## begin Supplied passage

CASA-Dialogue-Act-Classifier
CASA-Dialogue-Act-Classifier copied to clipboard
Training fails when the last batch has only one sample.
If the reminder of the size of the training/validation/test over the batch size is 1. In my usecase, the validation set has 18753 elements, so using a batch size of 16 leaves only one element in the lsat batch, and the following error occurs:
Epoch 0: 100%|█████████▉| 12208/12209 [1:55:15<00:00, 1.77it/s, loss=1.960, v_num=gsq1]Traceback (most recent call last):
File "main.py", line 53, in <module> [04:24<00:00, 4.44it/s]
trainer.fit(model)
File "/root/CASA-Dialogue-Act-Classifier/venv/lib/python3.7/site-packages/pytorch_lightning/trainer/trainer.py", line 444, in fit
results = self.accelerator_backend.train()
File "/root/CASA-Dialogue-Act-Classifier/venv/lib/python3.7/site-packages/pytorch_lightning/accelerators/gpu_accelerator.py", line 63, in train
results = self.train_or_test()
File "/root/CASA-Dialogue-Act-Classifier/venv/lib/python3.7/site-packages/pytorch_lightning/accelerators/accelerator.py", line 74, in train_or_test
results = self.trainer.train()
File "/root/CASA-Dialogue-Act-Classifier/venv/lib/python3.7/site-packages/pytorch_lightning/trainer/trainer.py", line 493, in train
self.train_loop.run_training_epoch()
File "/root/CASA-Dialogue-Act-Classifier/venv/lib/python3.7/site-packages/pytorch_lightning/trainer/training_loop.py", line 589, in run_training_epoch
self.trainer.run_evaluation(test_mode=False)
File "/root/CASA-Dialogue-Act-Classifier/venv/lib/python3.7/site-packages/pytorch_lightning/trainer/trainer.py", line 578, in run_evaluation
output = self.evaluation_loop.evaluation_step(test_mode, batch, batch_idx, dataloader_idx)

## end Supplied passage
## begin Information provided

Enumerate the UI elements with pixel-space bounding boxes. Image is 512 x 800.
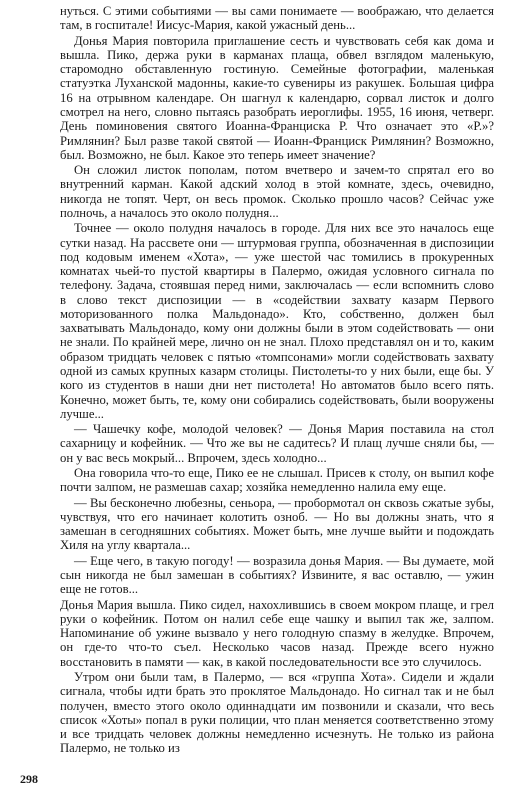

## end Information provided

Reproduce the training-failure report above word for word, beginning at the words "If the reminder" and stopping after "results = self.accelerator_backend.train()".

Full response
If the reminder of the size of the training/validation/test over the batch size is 1. In my usecase, the validation set has 18753 elements, so using a batch size of 16 leaves only one element in the lsat batch, and the following error occurs:
Epoch 0: 100%|█████████▉| 12208/12209 [1:55:15<00:00, 1.77it/s, loss=1.960, v_num=gsq1]Traceback (most recent call last):
File "main.py", line 53, in <module> [04:24<00:00, 4.44it/s]
trainer.fit(model)
File "/root/CASA-Dialogue-Act-Classifier/venv/lib/python3.7/site-packages/pytorch_lightning/trainer/trainer.py", line 444, in fit
results = self.accelerator_backend.train()